— Start of STORED RECORDS —
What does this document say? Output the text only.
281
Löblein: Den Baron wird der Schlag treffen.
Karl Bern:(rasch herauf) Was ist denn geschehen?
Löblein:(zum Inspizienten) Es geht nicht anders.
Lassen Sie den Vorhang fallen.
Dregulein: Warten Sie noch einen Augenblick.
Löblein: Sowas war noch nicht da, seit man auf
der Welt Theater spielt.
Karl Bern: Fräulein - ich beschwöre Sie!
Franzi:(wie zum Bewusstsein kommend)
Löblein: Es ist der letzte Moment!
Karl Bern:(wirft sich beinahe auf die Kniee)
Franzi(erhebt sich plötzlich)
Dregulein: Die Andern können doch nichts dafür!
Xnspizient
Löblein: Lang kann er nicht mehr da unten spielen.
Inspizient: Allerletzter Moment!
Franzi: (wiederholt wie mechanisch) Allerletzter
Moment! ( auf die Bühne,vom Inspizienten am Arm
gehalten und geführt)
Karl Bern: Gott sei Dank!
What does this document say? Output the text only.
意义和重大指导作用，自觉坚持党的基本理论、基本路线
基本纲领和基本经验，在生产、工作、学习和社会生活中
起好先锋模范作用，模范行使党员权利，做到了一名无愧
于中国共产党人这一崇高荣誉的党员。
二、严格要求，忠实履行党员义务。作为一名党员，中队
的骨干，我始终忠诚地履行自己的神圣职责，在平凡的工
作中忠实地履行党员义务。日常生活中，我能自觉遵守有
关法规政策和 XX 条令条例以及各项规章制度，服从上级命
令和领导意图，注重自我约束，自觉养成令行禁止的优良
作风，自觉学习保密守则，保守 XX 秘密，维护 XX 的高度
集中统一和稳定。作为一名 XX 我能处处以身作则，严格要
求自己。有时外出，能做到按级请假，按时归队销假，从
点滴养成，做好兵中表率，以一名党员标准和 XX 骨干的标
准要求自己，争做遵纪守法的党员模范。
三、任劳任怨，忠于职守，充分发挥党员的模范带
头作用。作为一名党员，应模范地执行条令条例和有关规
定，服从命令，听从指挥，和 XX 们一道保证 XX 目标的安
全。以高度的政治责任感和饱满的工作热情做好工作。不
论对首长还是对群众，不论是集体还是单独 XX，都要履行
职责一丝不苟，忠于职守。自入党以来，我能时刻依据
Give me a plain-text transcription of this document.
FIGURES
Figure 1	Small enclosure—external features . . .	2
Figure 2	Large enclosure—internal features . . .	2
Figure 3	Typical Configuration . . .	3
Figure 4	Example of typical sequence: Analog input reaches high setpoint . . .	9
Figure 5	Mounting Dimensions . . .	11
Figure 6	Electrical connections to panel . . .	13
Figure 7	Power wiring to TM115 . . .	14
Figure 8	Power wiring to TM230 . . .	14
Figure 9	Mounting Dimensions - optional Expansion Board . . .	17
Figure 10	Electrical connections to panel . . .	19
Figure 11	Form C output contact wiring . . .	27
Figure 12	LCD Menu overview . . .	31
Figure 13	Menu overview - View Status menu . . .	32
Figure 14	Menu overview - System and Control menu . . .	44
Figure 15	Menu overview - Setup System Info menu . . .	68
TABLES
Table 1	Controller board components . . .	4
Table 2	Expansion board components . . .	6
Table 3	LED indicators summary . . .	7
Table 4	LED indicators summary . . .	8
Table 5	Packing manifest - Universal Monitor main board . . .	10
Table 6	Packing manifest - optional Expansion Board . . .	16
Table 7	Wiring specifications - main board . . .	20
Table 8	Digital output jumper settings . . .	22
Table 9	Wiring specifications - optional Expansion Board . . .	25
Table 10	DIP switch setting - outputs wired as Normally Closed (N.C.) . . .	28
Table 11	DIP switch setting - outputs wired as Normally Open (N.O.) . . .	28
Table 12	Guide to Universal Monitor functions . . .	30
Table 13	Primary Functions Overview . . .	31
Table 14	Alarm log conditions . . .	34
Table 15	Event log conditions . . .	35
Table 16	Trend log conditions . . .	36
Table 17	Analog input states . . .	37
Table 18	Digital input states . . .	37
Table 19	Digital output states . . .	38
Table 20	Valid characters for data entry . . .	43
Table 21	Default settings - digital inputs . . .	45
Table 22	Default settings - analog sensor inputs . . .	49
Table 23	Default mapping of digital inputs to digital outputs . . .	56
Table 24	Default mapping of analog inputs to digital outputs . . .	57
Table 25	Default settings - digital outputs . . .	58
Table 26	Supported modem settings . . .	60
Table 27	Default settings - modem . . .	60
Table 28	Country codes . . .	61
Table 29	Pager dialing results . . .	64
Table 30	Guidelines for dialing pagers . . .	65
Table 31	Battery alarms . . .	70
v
— End of STORED RECORDS —
## GIVEN REQUEST:
Would you restate each of the entries word for word?

## REPLY:
What does this document say? Output the text only.
281
Löblein: Den Baron wird der Schlag treffen.
Karl Bern:(rasch herauf) Was ist denn geschehen?
Löblein:(zum Inspizienten) Es geht nicht anders.
Lassen Sie den Vorhang fallen.
Dregulein: Warten Sie noch einen Augenblick.
Löblein: Sowas war noch nicht da, seit man auf
der Welt Theater spielt.
Karl Bern: Fräulein - ich beschwöre Sie!
Franzi:(wie zum Bewusstsein kommend)
Löblein: Es ist der letzte Moment!
Karl Bern:(wirft sich beinahe auf die Kniee)
Franzi(erhebt sich plötzlich)
Dregulein: Die Andern können doch nichts dafür!
Xnspizient
Löblein: Lang kann er nicht mehr da unten spielen.
Inspizient: Allerletzter Moment!
Franzi: (wiederholt wie mechanisch) Allerletzter
Moment! ( auf die Bühne,vom Inspizienten am Arm
gehalten und geführt)
Karl Bern: Gott sei Dank!
What does this document say? Output the text only.
意义和重大指导作用，自觉坚持党的基本理论、基本路线
基本纲领和基本经验，在生产、工作、学习和社会生活中
起好先锋模范作用，模范行使党员权利，做到了一名无愧
于中国共产党人这一崇高荣誉的党员。
二、严格要求，忠实履行党员义务。作为一名党员，中队
的骨干，我始终忠诚地履行自己的神圣职责，在平凡的工
作中忠实地履行党员义务。日常生活中，我能自觉遵守有
关法规政策和 XX 条令条例以及各项规章制度，服从上级命
令和领导意图，注重自我约束，自觉养成令行禁止的优良
作风，自觉学习保密守则，保守 XX 秘密，维护 XX 的高度
集中统一和稳定。作为一名 XX 我能处处以身作则，严格要
求自己。有时外出，能做到按级请假，按时归队销假，从
点滴养成，做好兵中表率，以一名党员标准和 XX 骨干的标
准要求自己，争做遵纪守法的党员模范。
三、任劳任怨，忠于职守，充分发挥党员的模范带
头作用。作为一名党员，应模范地执行条令条例和有关规
定，服从命令，听从指挥，和 XX 们一道保证 XX 目标的安
全。以高度的政治责任感和饱满的工作热情做好工作。不
论对首长还是对群众，不论是集体还是单独 XX，都要履行
职责一丝不苟，忠于职守。自入党以来，我能时刻依据
Give me a plain-text transcription of this document.
FIGURES
Figure 1	Small enclosure—external features . . .	2
Figure 2	Large enclosure—internal features . . .	2
Figure 3	Typical Configuration . . .	3
Figure 4	Example of typical sequence: Analog input reaches high setpoint . . .	9
Figure 5	Mounting Dimensions . . .	11
Figure 6	Electrical connections to panel . . .	13
Figure 7	Power wiring to TM115 . . .	14
Figure 8	Power wiring to TM230 . . .	14
Figure 9	Mounting Dimensions - optional Expansion Board . . .	17
Figure 10	Electrical connections to panel . . .	19
Figure 11	Form C output contact wiring . . .	27
Figure 12	LCD Menu overview . . .	31
Figure 13	Menu overview - View Status menu . . .	32
Figure 14	Menu overview - System and Control menu . . .	44
Figure 15	Menu overview - Setup System Info menu . . .	68
TABLES
Table 1	Controller board components . . .	4
Table 2	Expansion board components . . .	6
Table 3	LED indicators summary . . .	7
Table 4	LED indicators summary . . .	8
Table 5	Packing manifest - Universal Monitor main board . . .	10
Table 6	Packing manifest - optional Expansion Board . . .	16
Table 7	Wiring specifications - main board . . .	20
Table 8	Digital output jumper settings . . .	22
Table 9	Wiring specifications - optional Expansion Board . . .	25
Table 10	DIP switch setting - outputs wired as Normally Closed (N.C.) . . .	28
Table 11	DIP switch setting - outputs wired as Normally Open (N.O.) . . .	28
Table 12	Guide to Universal Monitor functions . . .	30
Table 13	Primary Functions Overview . . .	31
Table 14	Alarm log conditions . . .	34
Table 15	Event log conditions . . .	35
Table 16	Trend log conditions . . .	36
Table 17	Analog input states . . .	37
Table 18	Digital input states . . .	37
Table 19	Digital output states . . .	38
Table 20	Valid characters for data entry . . .	43
Table 21	Default settings - digital inputs . . .	45
Table 22	Default settings - analog sensor inputs . . .	49
Table 23	Default mapping of digital inputs to digital outputs . . .	56
Table 24	Default mapping of analog inputs to digital outputs . . .	57
Table 25	Default settings - digital outputs . . .	58
Table 26	Supported modem settings . . .	60
Table 27	Default settings - modem . . .	60
Table 28	Country codes . . .	61
Table 29	Pager dialing results . . .	64
Table 30	Guidelines for dialing pagers . . .	65
Table 31	Battery alarms . . .	70
v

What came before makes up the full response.